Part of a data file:
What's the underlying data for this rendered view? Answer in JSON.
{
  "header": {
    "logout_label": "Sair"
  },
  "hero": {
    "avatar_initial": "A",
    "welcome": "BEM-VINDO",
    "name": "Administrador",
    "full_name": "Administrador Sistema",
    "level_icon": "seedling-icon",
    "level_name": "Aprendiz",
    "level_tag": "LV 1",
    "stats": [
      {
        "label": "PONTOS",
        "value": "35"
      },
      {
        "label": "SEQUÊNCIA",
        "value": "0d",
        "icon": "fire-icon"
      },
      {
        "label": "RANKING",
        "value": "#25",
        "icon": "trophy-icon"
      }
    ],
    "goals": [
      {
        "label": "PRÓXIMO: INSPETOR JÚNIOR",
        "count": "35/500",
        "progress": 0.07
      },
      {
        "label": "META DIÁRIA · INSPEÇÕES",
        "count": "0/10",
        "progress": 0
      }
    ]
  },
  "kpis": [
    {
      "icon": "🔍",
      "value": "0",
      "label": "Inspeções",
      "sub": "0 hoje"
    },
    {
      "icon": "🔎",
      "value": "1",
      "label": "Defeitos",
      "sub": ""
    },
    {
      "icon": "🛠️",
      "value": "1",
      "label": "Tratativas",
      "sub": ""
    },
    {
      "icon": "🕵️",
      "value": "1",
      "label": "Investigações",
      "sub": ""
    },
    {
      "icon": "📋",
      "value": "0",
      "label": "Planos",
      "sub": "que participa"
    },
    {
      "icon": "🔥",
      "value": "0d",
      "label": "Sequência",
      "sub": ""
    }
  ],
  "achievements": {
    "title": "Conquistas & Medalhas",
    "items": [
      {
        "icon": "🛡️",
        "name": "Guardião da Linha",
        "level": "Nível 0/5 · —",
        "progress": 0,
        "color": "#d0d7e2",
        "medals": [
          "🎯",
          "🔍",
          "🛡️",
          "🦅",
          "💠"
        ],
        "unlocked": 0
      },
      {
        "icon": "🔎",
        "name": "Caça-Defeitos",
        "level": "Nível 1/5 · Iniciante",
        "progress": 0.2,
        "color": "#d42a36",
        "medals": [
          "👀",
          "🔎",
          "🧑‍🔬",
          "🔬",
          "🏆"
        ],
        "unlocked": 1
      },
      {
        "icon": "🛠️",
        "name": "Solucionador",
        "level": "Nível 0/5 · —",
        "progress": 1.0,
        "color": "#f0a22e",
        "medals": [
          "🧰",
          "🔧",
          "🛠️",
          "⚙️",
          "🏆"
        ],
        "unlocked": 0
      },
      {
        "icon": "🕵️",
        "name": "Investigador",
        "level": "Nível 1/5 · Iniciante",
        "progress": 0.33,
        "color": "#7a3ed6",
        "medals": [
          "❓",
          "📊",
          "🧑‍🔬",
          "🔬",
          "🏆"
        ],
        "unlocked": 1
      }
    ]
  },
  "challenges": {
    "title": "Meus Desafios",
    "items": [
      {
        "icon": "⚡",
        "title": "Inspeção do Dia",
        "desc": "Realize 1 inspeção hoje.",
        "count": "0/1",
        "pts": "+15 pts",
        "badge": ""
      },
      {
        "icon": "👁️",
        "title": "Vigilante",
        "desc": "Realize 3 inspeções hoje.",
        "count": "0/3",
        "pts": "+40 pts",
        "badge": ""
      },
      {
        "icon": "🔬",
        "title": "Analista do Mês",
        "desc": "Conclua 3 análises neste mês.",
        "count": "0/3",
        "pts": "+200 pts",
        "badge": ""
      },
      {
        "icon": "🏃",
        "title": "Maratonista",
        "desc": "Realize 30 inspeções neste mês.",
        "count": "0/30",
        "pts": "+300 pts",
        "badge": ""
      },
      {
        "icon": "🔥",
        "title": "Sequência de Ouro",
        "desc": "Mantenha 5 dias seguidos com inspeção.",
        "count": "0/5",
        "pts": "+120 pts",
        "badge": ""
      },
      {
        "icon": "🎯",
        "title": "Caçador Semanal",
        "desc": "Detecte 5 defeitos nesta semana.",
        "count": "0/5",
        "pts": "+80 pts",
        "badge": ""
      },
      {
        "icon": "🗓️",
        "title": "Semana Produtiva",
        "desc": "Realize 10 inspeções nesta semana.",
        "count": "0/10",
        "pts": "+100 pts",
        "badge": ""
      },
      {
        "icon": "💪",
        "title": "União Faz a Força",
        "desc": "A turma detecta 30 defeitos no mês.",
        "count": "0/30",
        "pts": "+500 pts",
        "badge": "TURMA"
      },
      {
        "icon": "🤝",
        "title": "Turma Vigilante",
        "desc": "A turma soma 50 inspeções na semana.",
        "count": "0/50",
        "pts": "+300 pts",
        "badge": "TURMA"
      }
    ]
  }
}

YOUR OBJECTIVE
Return the lines of the records that include the string "color".

EXERCISE ANSWER
        "color": "#d0d7e2",
        "color": "#d42a36",
        "color": "#f0a22e",
        "color": "#7a3ed6",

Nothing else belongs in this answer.